§ **What is being asked**: Pull each line containing "Tariff" out of the data and copy it.

§ **Extracted entries**:
-.-.-

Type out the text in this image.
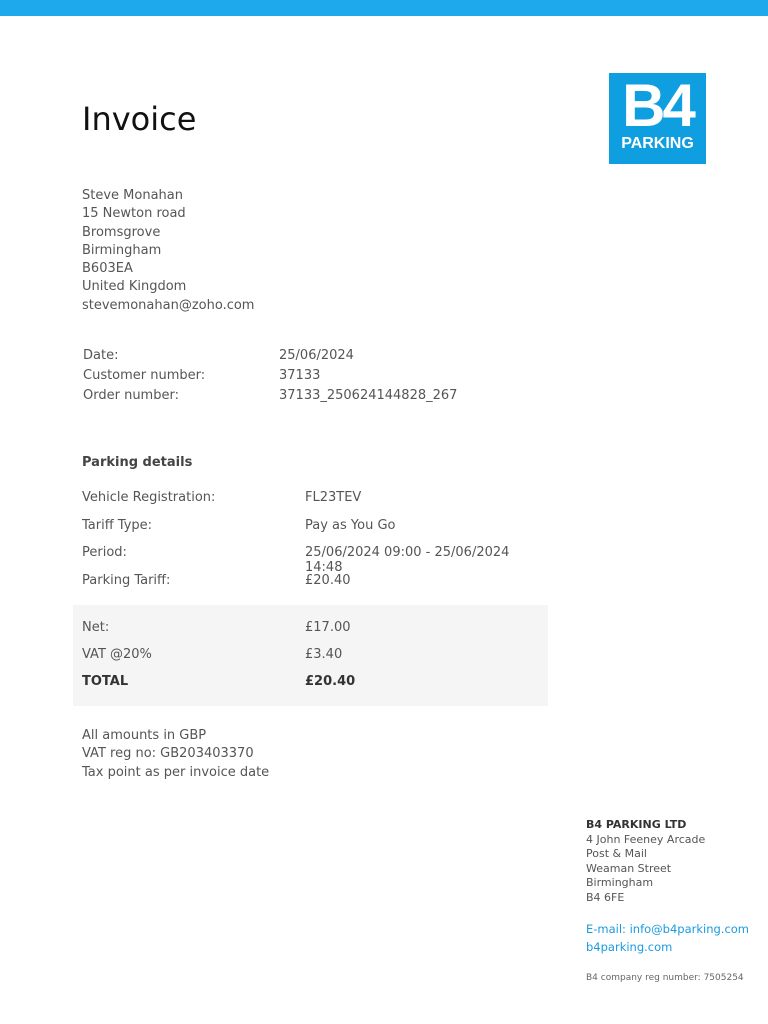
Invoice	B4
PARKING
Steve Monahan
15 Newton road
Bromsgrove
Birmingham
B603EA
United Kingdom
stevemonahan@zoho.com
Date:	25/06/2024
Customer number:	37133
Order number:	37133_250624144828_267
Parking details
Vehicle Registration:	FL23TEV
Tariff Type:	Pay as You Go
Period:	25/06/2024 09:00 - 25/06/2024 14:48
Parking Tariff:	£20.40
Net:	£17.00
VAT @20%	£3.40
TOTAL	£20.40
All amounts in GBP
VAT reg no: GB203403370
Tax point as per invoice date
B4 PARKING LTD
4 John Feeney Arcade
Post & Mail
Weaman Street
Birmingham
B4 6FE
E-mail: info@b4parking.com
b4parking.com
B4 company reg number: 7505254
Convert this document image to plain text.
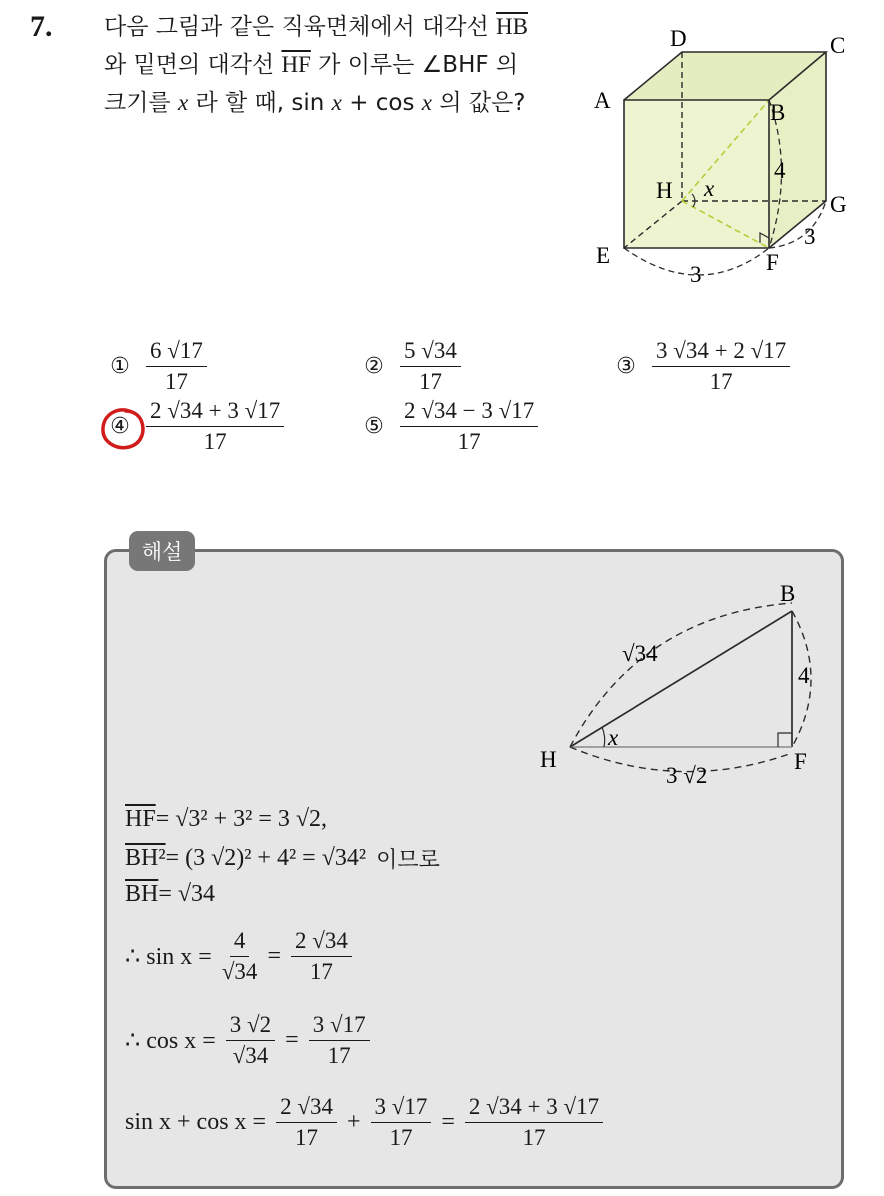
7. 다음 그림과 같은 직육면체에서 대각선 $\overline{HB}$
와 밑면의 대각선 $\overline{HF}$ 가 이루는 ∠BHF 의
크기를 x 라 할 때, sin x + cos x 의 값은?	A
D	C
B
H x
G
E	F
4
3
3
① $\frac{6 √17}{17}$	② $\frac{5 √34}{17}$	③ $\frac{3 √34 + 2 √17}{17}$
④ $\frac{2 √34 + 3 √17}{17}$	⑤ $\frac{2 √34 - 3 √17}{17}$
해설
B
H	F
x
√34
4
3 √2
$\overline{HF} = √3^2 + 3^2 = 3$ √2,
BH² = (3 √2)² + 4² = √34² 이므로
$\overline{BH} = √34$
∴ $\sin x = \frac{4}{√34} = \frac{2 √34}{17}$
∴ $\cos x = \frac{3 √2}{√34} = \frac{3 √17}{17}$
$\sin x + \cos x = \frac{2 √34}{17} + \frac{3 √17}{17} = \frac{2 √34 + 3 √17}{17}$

-.-.-

§ **Correct output**:
Tariff Type:	Pay as You Go
Parking Tariff:	£20.40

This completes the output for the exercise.